◆ WHAT IS EXPECTED:
Below are the records; locate each line with the word "JSON" and copy it.

╭──

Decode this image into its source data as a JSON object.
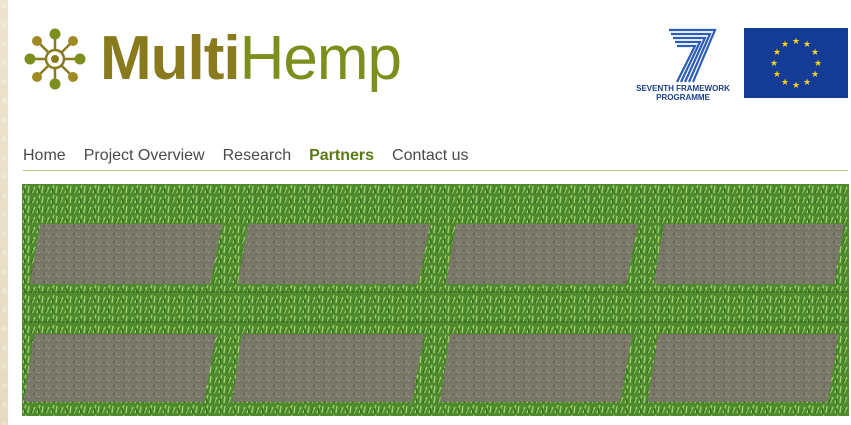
{
  "brand": {
    "name_bold": "Multi",
    "name_light": "Hemp",
    "logo_icon": "hemp-leaf-network-icon",
    "colors": {
      "bold": "#8a7a1e",
      "light": "#7c8f1c"
    }
  },
  "partners_logos": {
    "fp7_line1": "SEVENTH FRAMEWORK",
    "fp7_line2": "PROGRAMME",
    "eu_flag_icon": "eu-flag-icon"
  },
  "nav": {
    "items": [
      {
        "label": "Home"
      },
      {
        "label": "Project Overview"
      },
      {
        "label": "Research"
      },
      {
        "label": "Partners",
        "active": true
      },
      {
        "label": "Contact us"
      }
    ],
    "active_color": "#5a7a16"
  },
  "banner": {
    "image": "field-trial-plots-photo"
  }
}
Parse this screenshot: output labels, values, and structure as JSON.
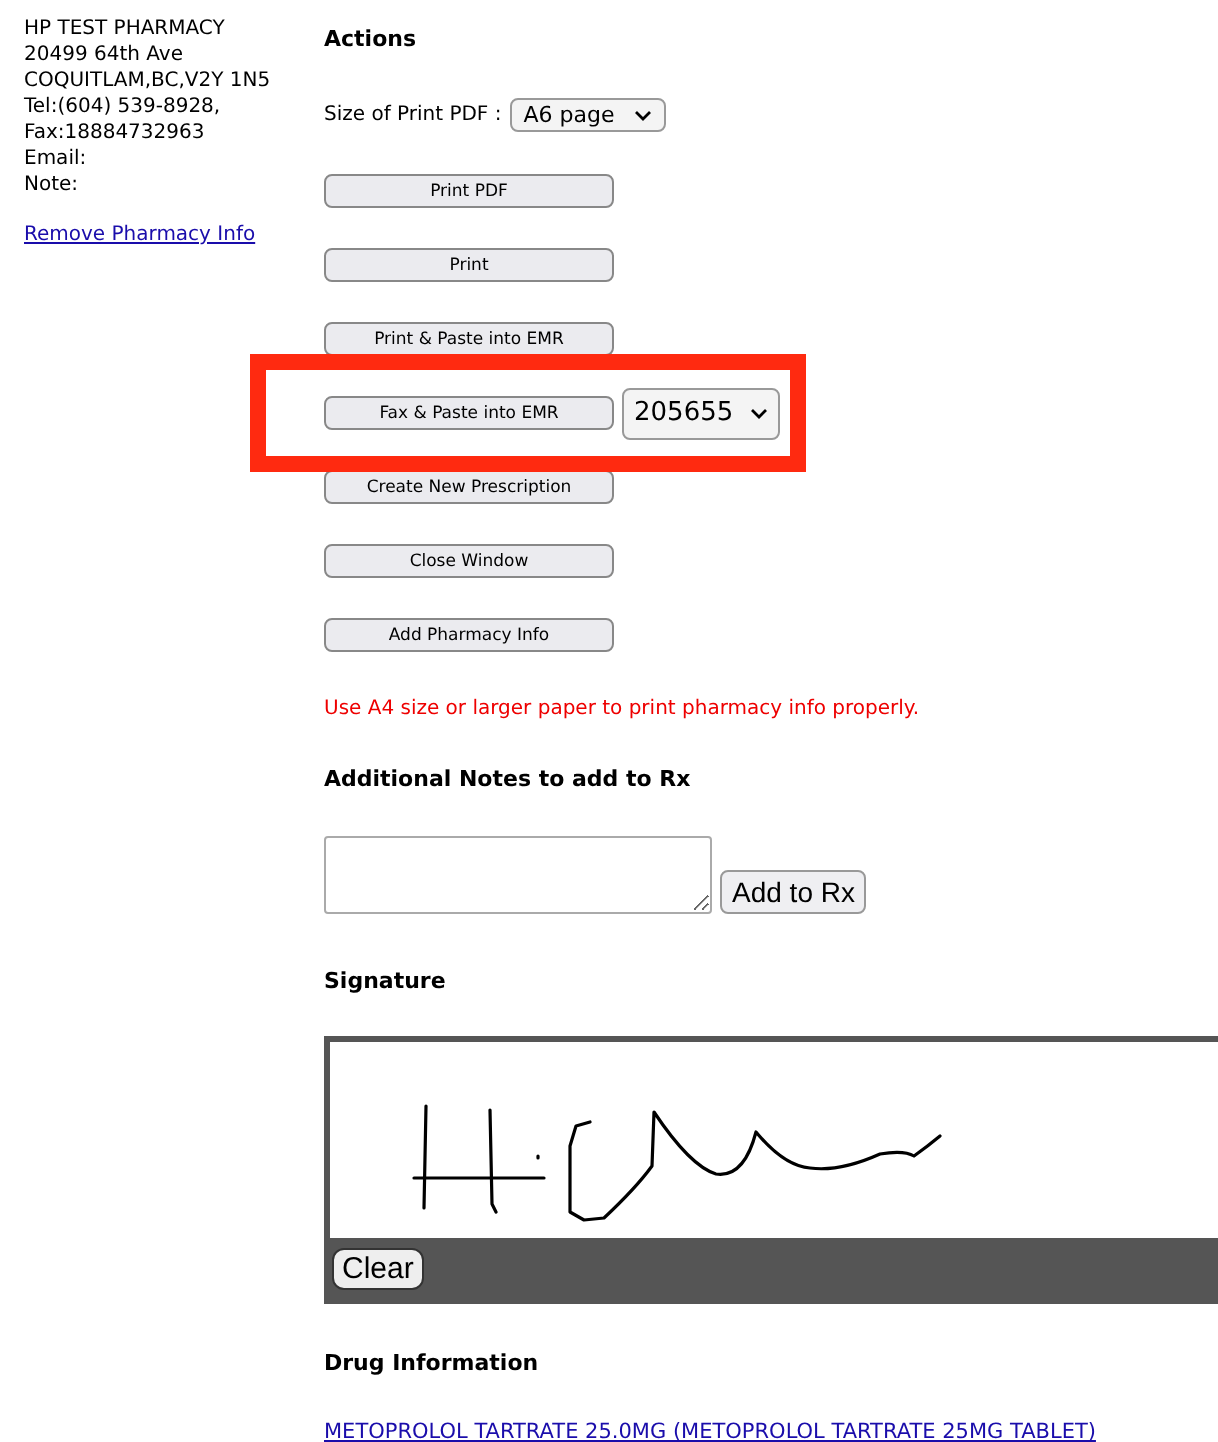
{
  "pharmacy": {
    "lines": [
      "HP TEST PHARMACY",
      "20499 64th Ave",
      "COQUITLAM,BC,V2Y 1N5",
      "Tel:(604) 539-8928,",
      "Fax:18884732963",
      "Email:",
      "Note:"
    ],
    "remove_link": "Remove Pharmacy Info"
  },
  "actions": {
    "heading": "Actions",
    "print_size": {
      "label": "Size of Print PDF :",
      "value": "A6 page"
    },
    "buttons": [
      {
        "kind": "button",
        "label": "Print PDF"
      },
      {
        "kind": "button",
        "label": "Print"
      },
      {
        "kind": "button",
        "label": "Print & Paste into EMR"
      },
      {
        "kind": "button_with_select",
        "label": "Fax & Paste into EMR",
        "select_value": "205655",
        "highlighted": true
      },
      {
        "kind": "button",
        "label": "Create New Prescription"
      },
      {
        "kind": "button",
        "label": "Close Window"
      },
      {
        "kind": "button",
        "label": "Add Pharmacy Info"
      }
    ],
    "warning": "Use A4 size or larger paper to print pharmacy info properly."
  },
  "notes": {
    "heading": "Additional Notes to add to Rx",
    "button": "Add to Rx"
  },
  "signature": {
    "heading": "Signature",
    "clear_button": "Clear"
  },
  "drug_information": {
    "heading": "Drug Information",
    "link": "METOPROLOL TARTRATE 25.0MG (METOPROLOL TARTRATE 25MG TABLET)"
  }
}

╰──

◆ ANSWER TO THIS PROBLEM:
Decode this image into its source data as a JSON object.
Parse this screenshot: output labels, values, and structure as JSON.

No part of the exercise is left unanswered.